* **Exercise prompt**
Locate each line with the string "folder" in the listing below and copy it.

* **A run of records**
____________
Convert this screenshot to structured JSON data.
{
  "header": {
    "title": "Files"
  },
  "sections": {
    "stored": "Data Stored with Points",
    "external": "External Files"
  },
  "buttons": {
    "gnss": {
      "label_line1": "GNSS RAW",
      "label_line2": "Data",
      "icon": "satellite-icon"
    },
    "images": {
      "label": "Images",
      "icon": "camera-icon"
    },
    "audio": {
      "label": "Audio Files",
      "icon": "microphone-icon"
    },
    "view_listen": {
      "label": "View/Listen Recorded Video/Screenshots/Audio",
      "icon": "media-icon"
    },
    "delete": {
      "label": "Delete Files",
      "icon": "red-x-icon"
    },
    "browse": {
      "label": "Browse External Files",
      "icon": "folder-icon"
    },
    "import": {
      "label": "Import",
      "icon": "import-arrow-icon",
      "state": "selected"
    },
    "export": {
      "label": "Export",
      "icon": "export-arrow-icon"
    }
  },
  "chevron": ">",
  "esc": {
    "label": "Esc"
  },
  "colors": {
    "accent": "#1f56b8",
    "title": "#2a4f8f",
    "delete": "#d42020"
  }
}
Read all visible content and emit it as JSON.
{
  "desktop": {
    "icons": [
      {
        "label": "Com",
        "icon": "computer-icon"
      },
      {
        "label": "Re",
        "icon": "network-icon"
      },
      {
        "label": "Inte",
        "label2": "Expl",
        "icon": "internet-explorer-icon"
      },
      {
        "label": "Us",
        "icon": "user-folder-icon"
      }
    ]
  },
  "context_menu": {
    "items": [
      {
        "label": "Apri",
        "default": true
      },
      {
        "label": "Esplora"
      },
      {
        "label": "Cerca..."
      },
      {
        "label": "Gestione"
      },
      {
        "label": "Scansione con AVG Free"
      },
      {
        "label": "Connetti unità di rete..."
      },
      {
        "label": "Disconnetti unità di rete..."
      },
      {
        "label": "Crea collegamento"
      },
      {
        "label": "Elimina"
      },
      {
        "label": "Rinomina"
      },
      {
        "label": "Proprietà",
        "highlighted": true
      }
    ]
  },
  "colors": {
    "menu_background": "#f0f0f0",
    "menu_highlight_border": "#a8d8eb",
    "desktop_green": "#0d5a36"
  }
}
____________
* **Task response**
      "icon": "folder-icon"
        "icon": "user-folder-icon"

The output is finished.